## Instruction
Would you quote the material below in full and unchanged?

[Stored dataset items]

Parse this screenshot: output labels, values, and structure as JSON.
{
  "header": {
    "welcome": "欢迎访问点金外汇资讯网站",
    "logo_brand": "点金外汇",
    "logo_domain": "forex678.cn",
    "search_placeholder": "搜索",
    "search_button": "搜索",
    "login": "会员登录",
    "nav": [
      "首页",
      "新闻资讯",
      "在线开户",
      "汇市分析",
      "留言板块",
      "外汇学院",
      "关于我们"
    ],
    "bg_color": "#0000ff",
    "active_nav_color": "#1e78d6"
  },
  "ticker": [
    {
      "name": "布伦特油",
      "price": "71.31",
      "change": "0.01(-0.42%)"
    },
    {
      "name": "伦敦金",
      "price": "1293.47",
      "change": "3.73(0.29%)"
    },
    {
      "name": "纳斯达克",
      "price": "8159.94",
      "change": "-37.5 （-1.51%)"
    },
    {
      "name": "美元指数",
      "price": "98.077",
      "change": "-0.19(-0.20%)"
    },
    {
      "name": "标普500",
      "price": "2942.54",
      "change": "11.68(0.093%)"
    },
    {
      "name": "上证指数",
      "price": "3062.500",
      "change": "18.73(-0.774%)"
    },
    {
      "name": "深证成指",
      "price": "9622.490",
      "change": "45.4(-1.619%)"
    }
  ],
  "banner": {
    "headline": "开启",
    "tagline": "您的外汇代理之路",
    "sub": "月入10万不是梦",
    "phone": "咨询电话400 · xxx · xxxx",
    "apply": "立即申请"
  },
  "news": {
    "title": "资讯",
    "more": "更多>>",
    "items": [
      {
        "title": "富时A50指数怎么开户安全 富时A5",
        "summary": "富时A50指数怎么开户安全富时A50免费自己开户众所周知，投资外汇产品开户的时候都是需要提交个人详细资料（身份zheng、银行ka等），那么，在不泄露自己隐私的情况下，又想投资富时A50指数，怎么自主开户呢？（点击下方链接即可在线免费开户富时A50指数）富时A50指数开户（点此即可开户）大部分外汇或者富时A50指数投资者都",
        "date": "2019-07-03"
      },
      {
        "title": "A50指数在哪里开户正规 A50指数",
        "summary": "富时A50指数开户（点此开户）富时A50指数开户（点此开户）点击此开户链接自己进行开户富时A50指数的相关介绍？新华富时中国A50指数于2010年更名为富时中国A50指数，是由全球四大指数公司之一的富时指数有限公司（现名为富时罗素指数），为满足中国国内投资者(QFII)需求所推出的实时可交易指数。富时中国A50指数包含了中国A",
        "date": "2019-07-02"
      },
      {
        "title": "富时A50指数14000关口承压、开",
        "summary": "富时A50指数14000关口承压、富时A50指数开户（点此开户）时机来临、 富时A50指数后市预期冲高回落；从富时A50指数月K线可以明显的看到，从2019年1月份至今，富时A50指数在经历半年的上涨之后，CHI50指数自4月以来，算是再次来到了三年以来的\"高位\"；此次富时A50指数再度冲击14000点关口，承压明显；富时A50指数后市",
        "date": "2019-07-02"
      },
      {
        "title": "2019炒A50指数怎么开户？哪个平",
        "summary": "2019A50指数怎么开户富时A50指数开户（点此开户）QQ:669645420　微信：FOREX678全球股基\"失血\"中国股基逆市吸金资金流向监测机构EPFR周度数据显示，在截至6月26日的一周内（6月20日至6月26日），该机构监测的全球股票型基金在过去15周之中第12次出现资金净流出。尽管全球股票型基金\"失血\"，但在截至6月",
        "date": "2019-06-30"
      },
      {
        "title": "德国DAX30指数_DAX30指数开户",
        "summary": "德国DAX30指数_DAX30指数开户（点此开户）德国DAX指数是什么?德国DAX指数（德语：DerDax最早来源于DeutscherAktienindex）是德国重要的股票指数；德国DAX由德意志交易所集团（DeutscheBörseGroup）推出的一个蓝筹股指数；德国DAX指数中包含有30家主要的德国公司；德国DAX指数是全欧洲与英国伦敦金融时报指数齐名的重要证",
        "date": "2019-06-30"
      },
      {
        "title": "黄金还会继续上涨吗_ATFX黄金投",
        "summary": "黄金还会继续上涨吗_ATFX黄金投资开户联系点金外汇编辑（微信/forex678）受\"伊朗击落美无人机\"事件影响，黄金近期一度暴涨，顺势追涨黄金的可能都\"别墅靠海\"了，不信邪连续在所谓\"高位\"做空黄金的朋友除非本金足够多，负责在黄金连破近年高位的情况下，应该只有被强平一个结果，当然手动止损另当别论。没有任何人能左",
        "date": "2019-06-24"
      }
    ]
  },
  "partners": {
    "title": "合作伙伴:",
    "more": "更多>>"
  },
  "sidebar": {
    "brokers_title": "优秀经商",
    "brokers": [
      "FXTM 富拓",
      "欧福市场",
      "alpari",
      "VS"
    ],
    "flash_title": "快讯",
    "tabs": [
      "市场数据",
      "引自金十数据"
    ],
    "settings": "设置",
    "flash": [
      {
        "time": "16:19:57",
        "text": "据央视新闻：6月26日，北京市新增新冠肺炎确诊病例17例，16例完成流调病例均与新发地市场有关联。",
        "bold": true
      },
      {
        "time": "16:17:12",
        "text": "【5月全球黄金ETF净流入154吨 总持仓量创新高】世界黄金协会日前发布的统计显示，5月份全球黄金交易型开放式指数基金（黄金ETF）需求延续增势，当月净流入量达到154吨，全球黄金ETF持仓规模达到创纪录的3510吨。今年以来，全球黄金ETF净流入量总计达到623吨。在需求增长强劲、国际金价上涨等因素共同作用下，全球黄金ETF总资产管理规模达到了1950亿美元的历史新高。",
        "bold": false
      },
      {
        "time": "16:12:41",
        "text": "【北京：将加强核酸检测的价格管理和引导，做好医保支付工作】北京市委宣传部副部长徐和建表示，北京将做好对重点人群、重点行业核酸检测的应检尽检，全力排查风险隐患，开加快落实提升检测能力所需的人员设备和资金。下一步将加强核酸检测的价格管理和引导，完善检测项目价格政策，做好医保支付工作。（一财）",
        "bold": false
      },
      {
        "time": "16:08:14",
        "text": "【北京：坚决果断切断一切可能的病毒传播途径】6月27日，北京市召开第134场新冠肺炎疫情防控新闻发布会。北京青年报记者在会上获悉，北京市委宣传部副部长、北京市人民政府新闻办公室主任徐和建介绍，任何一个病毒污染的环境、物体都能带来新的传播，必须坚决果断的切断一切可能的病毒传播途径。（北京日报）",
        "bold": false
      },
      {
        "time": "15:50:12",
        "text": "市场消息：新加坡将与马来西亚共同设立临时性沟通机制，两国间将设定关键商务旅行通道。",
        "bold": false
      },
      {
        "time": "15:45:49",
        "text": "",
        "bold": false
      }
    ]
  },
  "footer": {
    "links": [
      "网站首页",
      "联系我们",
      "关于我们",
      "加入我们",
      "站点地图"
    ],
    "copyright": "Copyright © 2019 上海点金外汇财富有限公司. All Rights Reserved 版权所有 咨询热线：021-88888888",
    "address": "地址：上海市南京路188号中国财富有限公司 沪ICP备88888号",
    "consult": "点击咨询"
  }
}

## Result of this exercise
Parse this screenshot: output labels, values, and structure as JSON.
{
  "header": {
    "welcome": "欢迎访问点金外汇资讯网站",
    "logo_brand": "点金外汇",
    "logo_domain": "forex678.cn",
    "search_placeholder": "搜索",
    "search_button": "搜索",
    "login": "会员登录",
    "nav": [
      "首页",
      "新闻资讯",
      "在线开户",
      "汇市分析",
      "留言板块",
      "外汇学院",
      "关于我们"
    ],
    "bg_color": "#0000ff",
    "active_nav_color": "#1e78d6"
  },
  "ticker": [
    {
      "name": "布伦特油",
      "price": "71.31",
      "change": "0.01(-0.42%)"
    },
    {
      "name": "伦敦金",
      "price": "1293.47",
      "change": "3.73(0.29%)"
    },
    {
      "name": "纳斯达克",
      "price": "8159.94",
      "change": "-37.5 （-1.51%)"
    },
    {
      "name": "美元指数",
      "price": "98.077",
      "change": "-0.19(-0.20%)"
    },
    {
      "name": "标普500",
      "price": "2942.54",
      "change": "11.68(0.093%)"
    },
    {
      "name": "上证指数",
      "price": "3062.500",
      "change": "18.73(-0.774%)"
    },
    {
      "name": "深证成指",
      "price": "9622.490",
      "change": "45.4(-1.619%)"
    }
  ],
  "banner": {
    "headline": "开启",
    "tagline": "您的外汇代理之路",
    "sub": "月入10万不是梦",
    "phone": "咨询电话400 · xxx · xxxx",
    "apply": "立即申请"
  },
  "news": {
    "title": "资讯",
    "more": "更多>>",
    "items": [
      {
        "title": "富时A50指数怎么开户安全 富时A5",
        "summary": "富时A50指数怎么开户安全富时A50免费自己开户众所周知，投资外汇产品开户的时候都是需要提交个人详细资料（身份zheng、银行ka等），那么，在不泄露自己隐私的情况下，又想投资富时A50指数，怎么自主开户呢？（点击下方链接即可在线免费开户富时A50指数）富时A50指数开户（点此即可开户）大部分外汇或者富时A50指数投资者都",
        "date": "2019-07-03"
      },
      {
        "title": "A50指数在哪里开户正规 A50指数",
        "summary": "富时A50指数开户（点此开户）富时A50指数开户（点此开户）点击此开户链接自己进行开户富时A50指数的相关介绍？新华富时中国A50指数于2010年更名为富时中国A50指数，是由全球四大指数公司之一的富时指数有限公司（现名为富时罗素指数），为满足中国国内投资者(QFII)需求所推出的实时可交易指数。富时中国A50指数包含了中国A",
        "date": "2019-07-02"
      },
      {
        "title": "富时A50指数14000关口承压、开",
        "summary": "富时A50指数14000关口承压、富时A50指数开户（点此开户）时机来临、 富时A50指数后市预期冲高回落；从富时A50指数月K线可以明显的看到，从2019年1月份至今，富时A50指数在经历半年的上涨之后，CHI50指数自4月以来，算是再次来到了三年以来的\"高位\"；此次富时A50指数再度冲击14000点关口，承压明显；富时A50指数后市",
        "date": "2019-07-02"
      },
      {
        "title": "2019炒A50指数怎么开户？哪个平",
        "summary": "2019A50指数怎么开户富时A50指数开户（点此开户）QQ:669645420　微信：FOREX678全球股基\"失血\"中国股基逆市吸金资金流向监测机构EPFR周度数据显示，在截至6月26日的一周内（6月20日至6月26日），该机构监测的全球股票型基金在过去15周之中第12次出现资金净流出。尽管全球股票型基金\"失血\"，但在截至6月",
        "date": "2019-06-30"
      },
      {
        "title": "德国DAX30指数_DAX30指数开户",
        "summary": "德国DAX30指数_DAX30指数开户（点此开户）德国DAX指数是什么?德国DAX指数（德语：DerDax最早来源于DeutscherAktienindex）是德国重要的股票指数；德国DAX由德意志交易所集团（DeutscheBörseGroup）推出的一个蓝筹股指数；德国DAX指数中包含有30家主要的德国公司；德国DAX指数是全欧洲与英国伦敦金融时报指数齐名的重要证",
        "date": "2019-06-30"
      },
      {
        "title": "黄金还会继续上涨吗_ATFX黄金投",
        "summary": "黄金还会继续上涨吗_ATFX黄金投资开户联系点金外汇编辑（微信/forex678）受\"伊朗击落美无人机\"事件影响，黄金近期一度暴涨，顺势追涨黄金的可能都\"别墅靠海\"了，不信邪连续在所谓\"高位\"做空黄金的朋友除非本金足够多，负责在黄金连破近年高位的情况下，应该只有被强平一个结果，当然手动止损另当别论。没有任何人能左",
        "date": "2019-06-24"
      }
    ]
  },
  "partners": {
    "title": "合作伙伴:",
    "more": "更多>>"
  },
  "sidebar": {
    "brokers_title": "优秀经商",
    "brokers": [
      "FXTM 富拓",
      "欧福市场",
      "alpari",
      "VS"
    ],
    "flash_title": "快讯",
    "tabs": [
      "市场数据",
      "引自金十数据"
    ],
    "settings": "设置",
    "flash": [
      {
        "time": "16:19:57",
        "text": "据央视新闻：6月26日，北京市新增新冠肺炎确诊病例17例，16例完成流调病例均与新发地市场有关联。",
        "bold": true
      },
      {
        "time": "16:17:12",
        "text": "【5月全球黄金ETF净流入154吨 总持仓量创新高】世界黄金协会日前发布的统计显示，5月份全球黄金交易型开放式指数基金（黄金ETF）需求延续增势，当月净流入量达到154吨，全球黄金ETF持仓规模达到创纪录的3510吨。今年以来，全球黄金ETF净流入量总计达到623吨。在需求增长强劲、国际金价上涨等因素共同作用下，全球黄金ETF总资产管理规模达到了1950亿美元的历史新高。",
        "bold": false
      },
      {
        "time": "16:12:41",
        "text": "【北京：将加强核酸检测的价格管理和引导，做好医保支付工作】北京市委宣传部副部长徐和建表示，北京将做好对重点人群、重点行业核酸检测的应检尽检，全力排查风险隐患，开加快落实提升检测能力所需的人员设备和资金。下一步将加强核酸检测的价格管理和引导，完善检测项目价格政策，做好医保支付工作。（一财）",
        "bold": false
      },
      {
        "time": "16:08:14",
        "text": "【北京：坚决果断切断一切可能的病毒传播途径】6月27日，北京市召开第134场新冠肺炎疫情防控新闻发布会。北京青年报记者在会上获悉，北京市委宣传部副部长、北京市人民政府新闻办公室主任徐和建介绍，任何一个病毒污染的环境、物体都能带来新的传播，必须坚决果断的切断一切可能的病毒传播途径。（北京日报）",
        "bold": false
      },
      {
        "time": "15:50:12",
        "text": "市场消息：新加坡将与马来西亚共同设立临时性沟通机制，两国间将设定关键商务旅行通道。",
        "bold": false
      },
      {
        "time": "15:45:49",
        "text": "",
        "bold": false
      }
    ]
  },
  "footer": {
    "links": [
      "网站首页",
      "联系我们",
      "关于我们",
      "加入我们",
      "站点地图"
    ],
    "copyright": "Copyright © 2019 上海点金外汇财富有限公司. All Rights Reserved 版权所有 咨询热线：021-88888888",
    "address": "地址：上海市南京路188号中国财富有限公司 沪ICP备88888号",
    "consult": "点击咨询"
  }
}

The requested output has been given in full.